Everything in the data should be repeated exactly, save for the images.

[Saved entries]
++++++

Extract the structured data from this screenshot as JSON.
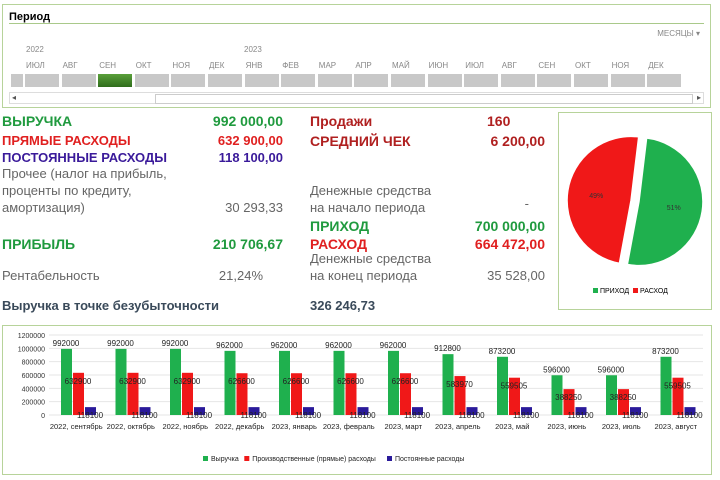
{
  "slicer": {
    "title": "Период",
    "level": "МЕСЯЦЫ",
    "years": [
      "2022",
      "2023"
    ],
    "months": [
      "ИЮЛ",
      "АВГ",
      "СЕН",
      "ОКТ",
      "НОЯ",
      "ДЕК",
      "ЯНВ",
      "ФЕВ",
      "МАР",
      "АПР",
      "МАЙ",
      "ИЮН",
      "ИЮЛ",
      "АВГ",
      "СЕН",
      "ОКТ",
      "НОЯ",
      "ДЕК"
    ],
    "selected_index": 2
  },
  "kpi": {
    "revenue_label": "ВЫРУЧКА",
    "revenue": "992 000,00",
    "direct_label": "ПРЯМЫЕ РАСХОДЫ",
    "direct": "632 900,00",
    "fixed_label": "ПОСТОЯННЫЕ РАСХОДЫ",
    "fixed": "118 100,00",
    "other_l1": "Прочее (налог на прибыль,",
    "other_l2": "проценты по кредиту,",
    "other_l3": "амортизация)",
    "other": "30 293,33",
    "profit_label": "ПРИБЫЛЬ",
    "profit": "210 706,67",
    "margin_label": "Рентабельность",
    "margin": "21,24%",
    "breakeven_label": "Выручка в точке безубыточности",
    "breakeven": "326 246,73",
    "sales_label": "Продажи",
    "sales": "160",
    "avg_label": "СРЕДНИЙ ЧЕК",
    "avg": "6 200,00",
    "cash_start_l1": "Денежные средства",
    "cash_start_l2": "на начало периода",
    "cash_start": "-",
    "income_label": "ПРИХОД",
    "income": "700 000,00",
    "expense_label": "РАСХОД",
    "expense": "664 472,00",
    "cash_end_l1": "Денежные средства",
    "cash_end_l2": "на конец периода",
    "cash_end": "35 528,00"
  },
  "pie": {
    "slices": [
      {
        "name": "ПРИХОД",
        "value": 51,
        "label": "51%",
        "color": "#1fb04e"
      },
      {
        "name": "РАСХОД",
        "value": 49,
        "label": "49%",
        "color": "#f01818"
      }
    ]
  },
  "chart_data": {
    "type": "bar",
    "categories": [
      "2022, сентябрь",
      "2022, октябрь",
      "2022, ноябрь",
      "2022, декабрь",
      "2023, январь",
      "2023, февраль",
      "2023, март",
      "2023, апрель",
      "2023, май",
      "2023, июнь",
      "2023, июль",
      "2023, август"
    ],
    "series": [
      {
        "name": "Выручка",
        "color": "#1fb04e",
        "values": [
          992000,
          992000,
          992000,
          962000,
          962000,
          962000,
          962000,
          912800,
          873200,
          596000,
          596000,
          873200
        ]
      },
      {
        "name": "Производственные (прямые) расходы",
        "color": "#f01818",
        "values": [
          632900,
          632900,
          632900,
          626600,
          626600,
          626600,
          626600,
          583970,
          559505,
          388250,
          388250,
          559505
        ]
      },
      {
        "name": "Постоянные расходы",
        "color": "#2a1a9a",
        "values": [
          118100,
          118100,
          118100,
          118100,
          118100,
          118100,
          118100,
          118100,
          118100,
          118100,
          118100,
          118100
        ]
      }
    ],
    "ylim": [
      0,
      1200000
    ],
    "yticks": [
      "0",
      "200000",
      "400000",
      "600000",
      "800000",
      "1000000",
      "1200000"
    ],
    "legend": "bottom"
  }
}
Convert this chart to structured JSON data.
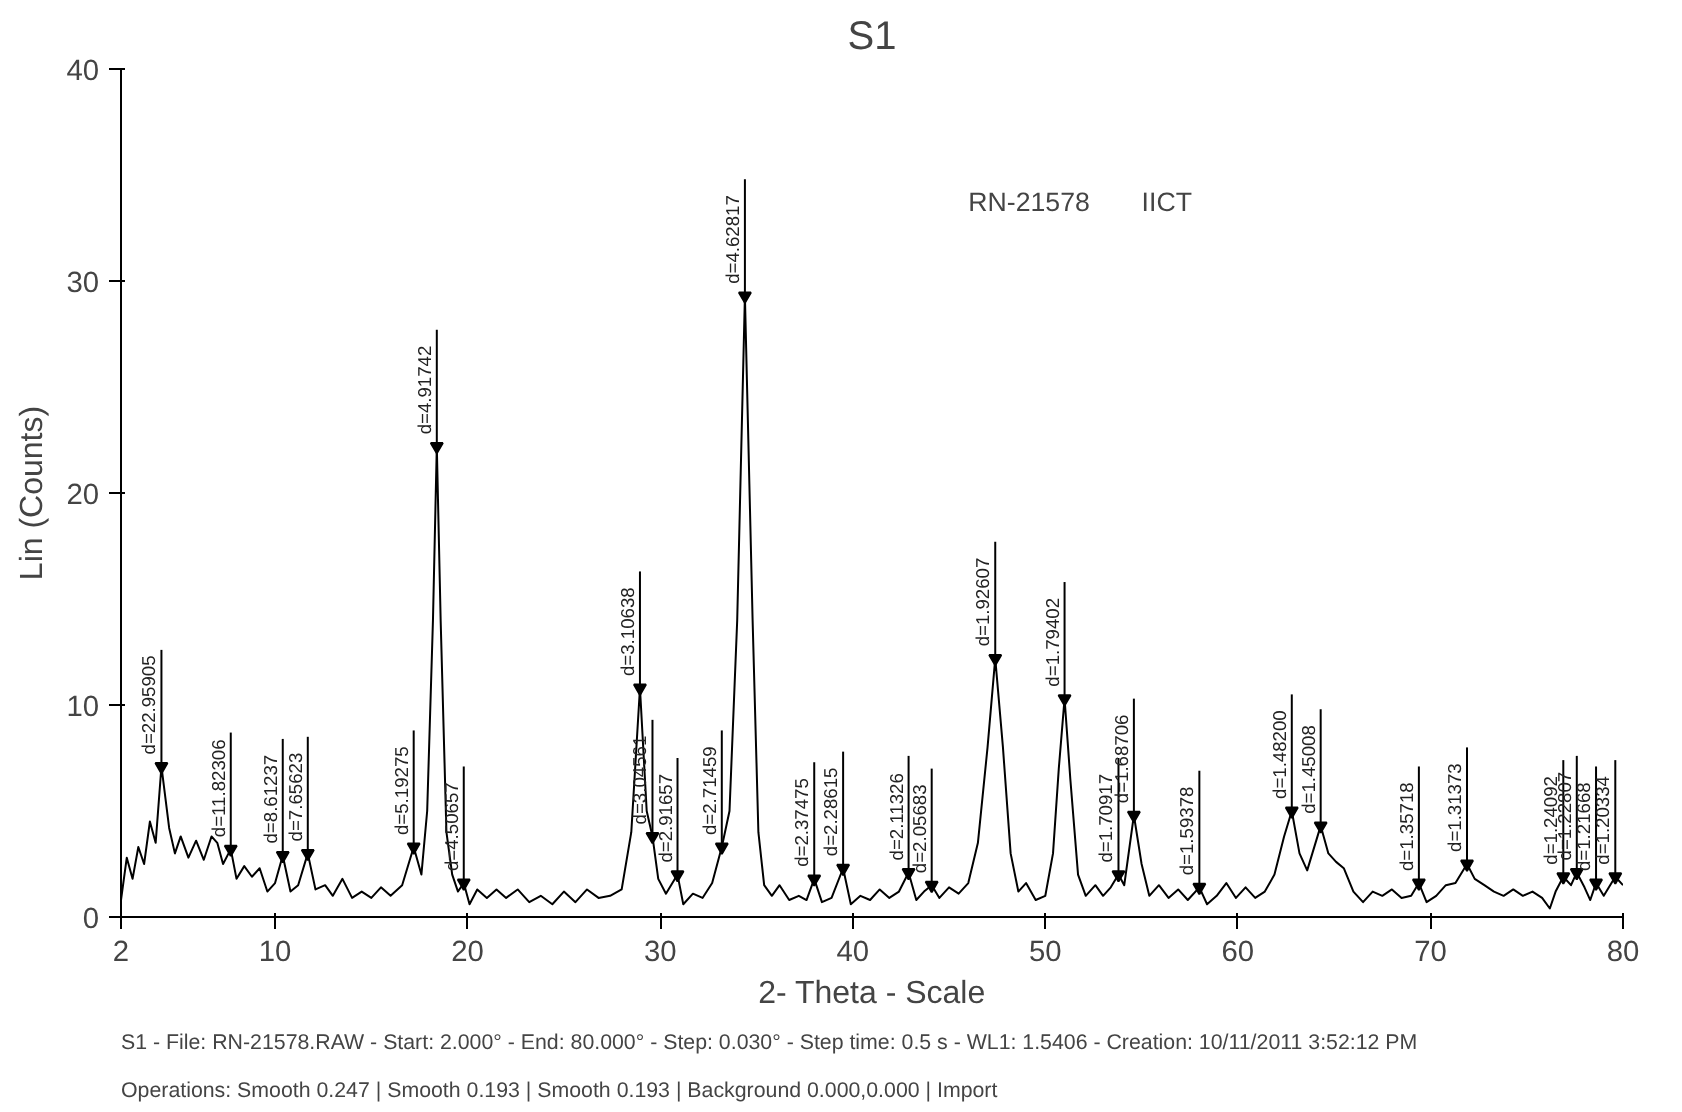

++++++

Output of the exercise:
Extract the structured data from this screenshot as JSON.
{
  "slicer": {
    "title": "Период",
    "level": "МЕСЯЦЫ",
    "years": [
      "2022",
      "2023"
    ],
    "months": [
      "ИЮЛ",
      "АВГ",
      "СЕН",
      "ОКТ",
      "НОЯ",
      "ДЕК",
      "ЯНВ",
      "ФЕВ",
      "МАР",
      "АПР",
      "МАЙ",
      "ИЮН",
      "ИЮЛ",
      "АВГ",
      "СЕН",
      "ОКТ",
      "НОЯ",
      "ДЕК"
    ],
    "selected_index": 2
  },
  "kpi": {
    "revenue_label": "ВЫРУЧКА",
    "revenue": "992 000,00",
    "direct_label": "ПРЯМЫЕ РАСХОДЫ",
    "direct": "632 900,00",
    "fixed_label": "ПОСТОЯННЫЕ РАСХОДЫ",
    "fixed": "118 100,00",
    "other_l1": "Прочее (налог на прибыль,",
    "other_l2": "проценты по кредиту,",
    "other_l3": "амортизация)",
    "other": "30 293,33",
    "profit_label": "ПРИБЫЛЬ",
    "profit": "210 706,67",
    "margin_label": "Рентабельность",
    "margin": "21,24%",
    "breakeven_label": "Выручка в точке безубыточности",
    "breakeven": "326 246,73",
    "sales_label": "Продажи",
    "sales": "160",
    "avg_label": "СРЕДНИЙ ЧЕК",
    "avg": "6 200,00",
    "cash_start_l1": "Денежные средства",
    "cash_start_l2": "на начало периода",
    "cash_start": "-",
    "income_label": "ПРИХОД",
    "income": "700 000,00",
    "expense_label": "РАСХОД",
    "expense": "664 472,00",
    "cash_end_l1": "Денежные средства",
    "cash_end_l2": "на конец периода",
    "cash_end": "35 528,00"
  },
  "pie": {
    "slices": [
      {
        "name": "ПРИХОД",
        "value": 51,
        "label": "51%",
        "color": "#1fb04e"
      },
      {
        "name": "РАСХОД",
        "value": 49,
        "label": "49%",
        "color": "#f01818"
      }
    ]
  },
  "chart_data": {
    "type": "bar",
    "categories": [
      "2022, сентябрь",
      "2022, октябрь",
      "2022, ноябрь",
      "2022, декабрь",
      "2023, январь",
      "2023, февраль",
      "2023, март",
      "2023, апрель",
      "2023, май",
      "2023, июнь",
      "2023, июль",
      "2023, август"
    ],
    "series": [
      {
        "name": "Выручка",
        "color": "#1fb04e",
        "values": [
          992000,
          992000,
          992000,
          962000,
          962000,
          962000,
          962000,
          912800,
          873200,
          596000,
          596000,
          873200
        ]
      },
      {
        "name": "Производственные (прямые) расходы",
        "color": "#f01818",
        "values": [
          632900,
          632900,
          632900,
          626600,
          626600,
          626600,
          626600,
          583970,
          559505,
          388250,
          388250,
          559505
        ]
      },
      {
        "name": "Постоянные расходы",
        "color": "#2a1a9a",
        "values": [
          118100,
          118100,
          118100,
          118100,
          118100,
          118100,
          118100,
          118100,
          118100,
          118100,
          118100,
          118100
        ]
      }
    ],
    "ylim": [
      0,
      1200000
    ],
    "yticks": [
      "0",
      "200000",
      "400000",
      "600000",
      "800000",
      "1000000",
      "1200000"
    ],
    "legend": "bottom"
  }
}
Convert this chart to structured JSON data.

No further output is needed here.